**EXERCISE DESCRIPTION:**
Wherever the string "with" appears in the listing, copy that line.

**SUPPLIED RECORDS:**
## Begin

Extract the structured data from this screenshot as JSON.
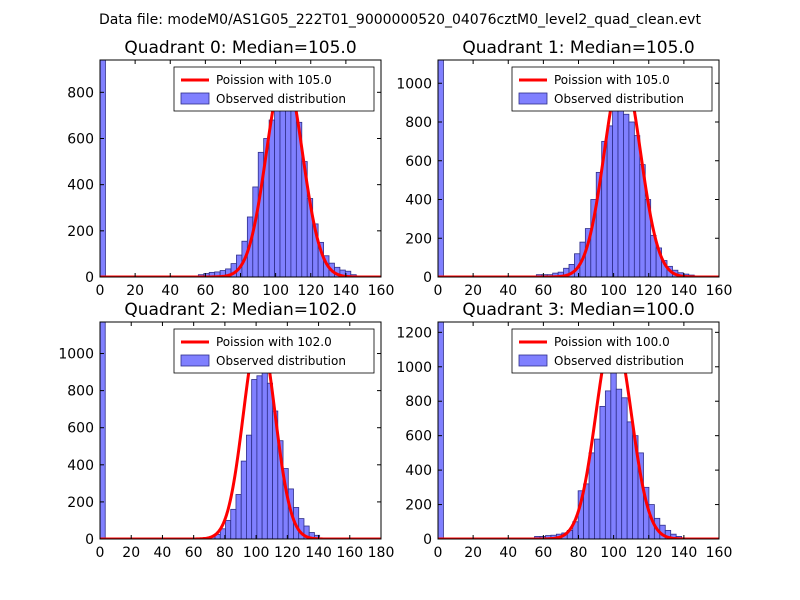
{
  "figure_title": "Data file: modeM0/AS1G05_222T01_9000000520_04076cztM0_level2_quad_clean.evt",
  "colors": {
    "bar_fill": "#8080ff",
    "bar_edge": "#2e2e8a",
    "poisson_line": "#ff0000",
    "axes": "#000000"
  },
  "chart_data": [
    {
      "type": "bar",
      "title": "Quadrant 0: Median=105.0",
      "median": 105.0,
      "xlim": [
        0,
        160
      ],
      "ylim": [
        0,
        940
      ],
      "xticks": [
        0,
        20,
        40,
        60,
        80,
        100,
        120,
        140,
        160
      ],
      "yticks": [
        0,
        200,
        400,
        600,
        800
      ],
      "bin_width": 3.1,
      "bars": [
        {
          "x": 0,
          "h": 940
        },
        {
          "x": 56,
          "h": 10
        },
        {
          "x": 59.1,
          "h": 15
        },
        {
          "x": 62.2,
          "h": 20
        },
        {
          "x": 65.3,
          "h": 22
        },
        {
          "x": 68.4,
          "h": 28
        },
        {
          "x": 71.5,
          "h": 35
        },
        {
          "x": 74.6,
          "h": 58
        },
        {
          "x": 77.7,
          "h": 95
        },
        {
          "x": 80.8,
          "h": 155
        },
        {
          "x": 83.9,
          "h": 260
        },
        {
          "x": 87.0,
          "h": 390
        },
        {
          "x": 90.1,
          "h": 540
        },
        {
          "x": 93.2,
          "h": 600
        },
        {
          "x": 96.3,
          "h": 680
        },
        {
          "x": 99.4,
          "h": 790
        },
        {
          "x": 102.5,
          "h": 800
        },
        {
          "x": 105.6,
          "h": 840
        },
        {
          "x": 108.7,
          "h": 800
        },
        {
          "x": 111.8,
          "h": 670
        },
        {
          "x": 114.9,
          "h": 500
        },
        {
          "x": 118.0,
          "h": 340
        },
        {
          "x": 121.1,
          "h": 230
        },
        {
          "x": 124.2,
          "h": 150
        },
        {
          "x": 127.3,
          "h": 92
        },
        {
          "x": 130.4,
          "h": 60
        },
        {
          "x": 133.5,
          "h": 42
        },
        {
          "x": 136.6,
          "h": 30
        },
        {
          "x": 139.7,
          "h": 25
        },
        {
          "x": 142.8,
          "h": 10
        }
      ],
      "poisson": {
        "lambda": 105.0,
        "peak": 890
      },
      "legend": [
        "Poission with 105.0",
        "Observed distribution"
      ]
    },
    {
      "type": "bar",
      "title": "Quadrant 1: Median=105.0",
      "median": 105.0,
      "xlim": [
        0,
        160
      ],
      "ylim": [
        0,
        1120
      ],
      "xticks": [
        0,
        20,
        40,
        60,
        80,
        100,
        120,
        140,
        160
      ],
      "yticks": [
        0,
        200,
        400,
        600,
        800,
        1000
      ],
      "bin_width": 3.1,
      "bars": [
        {
          "x": 0,
          "h": 1120
        },
        {
          "x": 56,
          "h": 12
        },
        {
          "x": 59.1,
          "h": 12
        },
        {
          "x": 62.2,
          "h": 12
        },
        {
          "x": 65.3,
          "h": 20
        },
        {
          "x": 68.4,
          "h": 25
        },
        {
          "x": 71.5,
          "h": 45
        },
        {
          "x": 74.6,
          "h": 65
        },
        {
          "x": 77.7,
          "h": 120
        },
        {
          "x": 80.8,
          "h": 180
        },
        {
          "x": 83.9,
          "h": 250
        },
        {
          "x": 87.0,
          "h": 400
        },
        {
          "x": 90.1,
          "h": 540
        },
        {
          "x": 93.2,
          "h": 700
        },
        {
          "x": 96.3,
          "h": 780
        },
        {
          "x": 99.4,
          "h": 920
        },
        {
          "x": 102.5,
          "h": 870
        },
        {
          "x": 105.6,
          "h": 840
        },
        {
          "x": 108.7,
          "h": 800
        },
        {
          "x": 111.8,
          "h": 730
        },
        {
          "x": 114.9,
          "h": 580
        },
        {
          "x": 118.0,
          "h": 400
        },
        {
          "x": 121.1,
          "h": 215
        },
        {
          "x": 124.2,
          "h": 150
        },
        {
          "x": 127.3,
          "h": 85
        },
        {
          "x": 130.4,
          "h": 55
        },
        {
          "x": 133.5,
          "h": 35
        },
        {
          "x": 136.6,
          "h": 22
        },
        {
          "x": 139.7,
          "h": 15
        },
        {
          "x": 142.8,
          "h": 10
        }
      ],
      "poisson": {
        "lambda": 105.0,
        "peak": 1070
      },
      "legend": [
        "Poission with 105.0",
        "Observed distribution"
      ]
    },
    {
      "type": "bar",
      "title": "Quadrant 2: Median=102.0",
      "median": 102.0,
      "xlim": [
        0,
        180
      ],
      "ylim": [
        0,
        1170
      ],
      "xticks": [
        0,
        20,
        40,
        60,
        80,
        100,
        120,
        140,
        160,
        180
      ],
      "yticks": [
        0,
        200,
        400,
        600,
        800,
        1000
      ],
      "bin_width": 3.35,
      "bars": [
        {
          "x": 0,
          "h": 1170
        },
        {
          "x": 67,
          "h": 8
        },
        {
          "x": 70.35,
          "h": 12
        },
        {
          "x": 73.7,
          "h": 25
        },
        {
          "x": 77.05,
          "h": 55
        },
        {
          "x": 80.4,
          "h": 100
        },
        {
          "x": 83.75,
          "h": 160
        },
        {
          "x": 87.1,
          "h": 240
        },
        {
          "x": 90.45,
          "h": 420
        },
        {
          "x": 93.8,
          "h": 560
        },
        {
          "x": 97.15,
          "h": 860
        },
        {
          "x": 100.5,
          "h": 880
        },
        {
          "x": 103.85,
          "h": 900
        },
        {
          "x": 107.2,
          "h": 840
        },
        {
          "x": 110.55,
          "h": 690
        },
        {
          "x": 113.9,
          "h": 530
        },
        {
          "x": 117.25,
          "h": 380
        },
        {
          "x": 120.6,
          "h": 270
        },
        {
          "x": 123.95,
          "h": 170
        },
        {
          "x": 127.3,
          "h": 110
        },
        {
          "x": 130.65,
          "h": 70
        },
        {
          "x": 134.0,
          "h": 35
        },
        {
          "x": 137.35,
          "h": 20
        }
      ],
      "poisson": {
        "lambda": 102.0,
        "peak": 1120
      },
      "legend": [
        "Poission with 102.0",
        "Observed distribution"
      ]
    },
    {
      "type": "bar",
      "title": "Quadrant 3: Median=100.0",
      "median": 100.0,
      "xlim": [
        0,
        160
      ],
      "ylim": [
        0,
        1260
      ],
      "xticks": [
        0,
        20,
        40,
        60,
        80,
        100,
        120,
        140,
        160
      ],
      "yticks": [
        0,
        200,
        400,
        600,
        800,
        1000,
        1200
      ],
      "bin_width": 3.1,
      "bars": [
        {
          "x": 0,
          "h": 1260
        },
        {
          "x": 55,
          "h": 15
        },
        {
          "x": 58.1,
          "h": 15
        },
        {
          "x": 61.2,
          "h": 20
        },
        {
          "x": 64.3,
          "h": 22
        },
        {
          "x": 67.4,
          "h": 28
        },
        {
          "x": 70.5,
          "h": 35
        },
        {
          "x": 73.6,
          "h": 50
        },
        {
          "x": 76.7,
          "h": 100
        },
        {
          "x": 79.8,
          "h": 280
        },
        {
          "x": 82.9,
          "h": 320
        },
        {
          "x": 86.0,
          "h": 500
        },
        {
          "x": 89.1,
          "h": 580
        },
        {
          "x": 92.2,
          "h": 770
        },
        {
          "x": 95.3,
          "h": 860
        },
        {
          "x": 98.4,
          "h": 1080
        },
        {
          "x": 101.5,
          "h": 870
        },
        {
          "x": 104.6,
          "h": 820
        },
        {
          "x": 107.7,
          "h": 680
        },
        {
          "x": 110.8,
          "h": 600
        },
        {
          "x": 113.9,
          "h": 500
        },
        {
          "x": 117.0,
          "h": 300
        },
        {
          "x": 120.1,
          "h": 200
        },
        {
          "x": 123.2,
          "h": 120
        },
        {
          "x": 126.3,
          "h": 80
        },
        {
          "x": 129.4,
          "h": 50
        },
        {
          "x": 132.5,
          "h": 28
        },
        {
          "x": 135.6,
          "h": 15
        }
      ],
      "poisson": {
        "lambda": 100.0,
        "peak": 1210
      },
      "legend": [
        "Poission with 100.0",
        "Observed distribution"
      ]
    }
  ]
}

## End

**TASK SOLUTION:**
        "Poission with 105.0",
        "Poission with 105.0",
        "Poission with 102.0",
        "Poission with 100.0",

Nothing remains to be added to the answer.